Data for processing =

^^^^

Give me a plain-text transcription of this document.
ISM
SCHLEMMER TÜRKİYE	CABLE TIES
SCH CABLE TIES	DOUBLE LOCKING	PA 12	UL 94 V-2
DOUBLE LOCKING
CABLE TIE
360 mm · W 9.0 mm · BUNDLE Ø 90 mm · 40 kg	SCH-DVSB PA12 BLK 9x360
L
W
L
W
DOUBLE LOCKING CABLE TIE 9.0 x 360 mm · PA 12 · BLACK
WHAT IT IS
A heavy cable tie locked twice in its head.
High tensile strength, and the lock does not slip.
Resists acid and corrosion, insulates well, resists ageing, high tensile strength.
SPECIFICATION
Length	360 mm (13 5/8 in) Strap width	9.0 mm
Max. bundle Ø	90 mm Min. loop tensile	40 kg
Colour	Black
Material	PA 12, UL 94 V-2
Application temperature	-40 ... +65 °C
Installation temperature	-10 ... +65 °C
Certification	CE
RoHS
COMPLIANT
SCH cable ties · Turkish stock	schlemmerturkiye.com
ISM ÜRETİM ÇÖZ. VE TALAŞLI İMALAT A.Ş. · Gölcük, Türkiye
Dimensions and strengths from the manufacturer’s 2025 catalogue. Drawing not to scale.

^^^^

Task requirements =
Your task is to repeat every entry exactly.

Result =
Give me a plain-text transcription of this document.
ISM
SCHLEMMER TÜRKİYE	CABLE TIES
SCH CABLE TIES	DOUBLE LOCKING	PA 12	UL 94 V-2
DOUBLE LOCKING
CABLE TIE
360 mm · W 9.0 mm · BUNDLE Ø 90 mm · 40 kg	SCH-DVSB PA12 BLK 9x360
L
W
L
W
DOUBLE LOCKING CABLE TIE 9.0 x 360 mm · PA 12 · BLACK
WHAT IT IS
A heavy cable tie locked twice in its head.
High tensile strength, and the lock does not slip.
Resists acid and corrosion, insulates well, resists ageing, high tensile strength.
SPECIFICATION
Length	360 mm (13 5/8 in) Strap width	9.0 mm
Max. bundle Ø	90 mm Min. loop tensile	40 kg
Colour	Black
Material	PA 12, UL 94 V-2
Application temperature	-40 ... +65 °C
Installation temperature	-10 ... +65 °C
Certification	CE
RoHS
COMPLIANT
SCH cable ties · Turkish stock	schlemmerturkiye.com
ISM ÜRETİM ÇÖZ. VE TALAŞLI İMALAT A.Ş. · Gölcük, Türkiye
Dimensions and strengths from the manufacturer’s 2025 catalogue. Drawing not to scale.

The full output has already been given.